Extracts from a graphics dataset
▼

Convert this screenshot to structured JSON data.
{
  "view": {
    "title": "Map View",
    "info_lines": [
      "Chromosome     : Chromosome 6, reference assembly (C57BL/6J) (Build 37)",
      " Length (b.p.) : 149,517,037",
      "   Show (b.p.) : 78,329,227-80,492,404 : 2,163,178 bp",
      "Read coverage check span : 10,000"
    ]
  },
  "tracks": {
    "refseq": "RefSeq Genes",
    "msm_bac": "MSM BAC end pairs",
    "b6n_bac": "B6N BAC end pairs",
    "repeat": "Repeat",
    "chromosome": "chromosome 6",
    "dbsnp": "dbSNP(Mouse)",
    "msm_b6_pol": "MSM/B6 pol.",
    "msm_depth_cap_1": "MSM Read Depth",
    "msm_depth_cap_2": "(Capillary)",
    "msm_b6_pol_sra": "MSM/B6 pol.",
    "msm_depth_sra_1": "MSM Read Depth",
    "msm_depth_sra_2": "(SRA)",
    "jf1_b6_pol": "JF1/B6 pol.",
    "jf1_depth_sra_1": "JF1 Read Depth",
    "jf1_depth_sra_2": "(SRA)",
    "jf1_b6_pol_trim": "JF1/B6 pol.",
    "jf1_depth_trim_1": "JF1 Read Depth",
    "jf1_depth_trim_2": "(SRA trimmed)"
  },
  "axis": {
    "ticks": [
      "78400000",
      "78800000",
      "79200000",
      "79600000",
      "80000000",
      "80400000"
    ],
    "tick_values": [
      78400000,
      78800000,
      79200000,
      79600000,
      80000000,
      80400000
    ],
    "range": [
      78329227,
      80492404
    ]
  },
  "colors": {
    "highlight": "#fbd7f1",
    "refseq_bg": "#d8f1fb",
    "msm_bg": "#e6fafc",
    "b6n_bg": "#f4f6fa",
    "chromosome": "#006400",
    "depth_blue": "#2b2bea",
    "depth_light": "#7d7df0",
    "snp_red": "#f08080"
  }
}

▲

> TASK DIRECTIONS:
Each entry above needs to be returned exactly as written.

> ANSWER FOR THE TASK:
Convert this screenshot to structured JSON data.
{
  "view": {
    "title": "Map View",
    "info_lines": [
      "Chromosome     : Chromosome 6, reference assembly (C57BL/6J) (Build 37)",
      " Length (b.p.) : 149,517,037",
      "   Show (b.p.) : 78,329,227-80,492,404 : 2,163,178 bp",
      "Read coverage check span : 10,000"
    ]
  },
  "tracks": {
    "refseq": "RefSeq Genes",
    "msm_bac": "MSM BAC end pairs",
    "b6n_bac": "B6N BAC end pairs",
    "repeat": "Repeat",
    "chromosome": "chromosome 6",
    "dbsnp": "dbSNP(Mouse)",
    "msm_b6_pol": "MSM/B6 pol.",
    "msm_depth_cap_1": "MSM Read Depth",
    "msm_depth_cap_2": "(Capillary)",
    "msm_b6_pol_sra": "MSM/B6 pol.",
    "msm_depth_sra_1": "MSM Read Depth",
    "msm_depth_sra_2": "(SRA)",
    "jf1_b6_pol": "JF1/B6 pol.",
    "jf1_depth_sra_1": "JF1 Read Depth",
    "jf1_depth_sra_2": "(SRA)",
    "jf1_b6_pol_trim": "JF1/B6 pol.",
    "jf1_depth_trim_1": "JF1 Read Depth",
    "jf1_depth_trim_2": "(SRA trimmed)"
  },
  "axis": {
    "ticks": [
      "78400000",
      "78800000",
      "79200000",
      "79600000",
      "80000000",
      "80400000"
    ],
    "tick_values": [
      78400000,
      78800000,
      79200000,
      79600000,
      80000000,
      80400000
    ],
    "range": [
      78329227,
      80492404
    ]
  },
  "colors": {
    "highlight": "#fbd7f1",
    "refseq_bg": "#d8f1fb",
    "msm_bg": "#e6fafc",
    "b6n_bg": "#f4f6fa",
    "chromosome": "#006400",
    "depth_blue": "#2b2bea",
    "depth_light": "#7d7df0",
    "snp_red": "#f08080"
  }
}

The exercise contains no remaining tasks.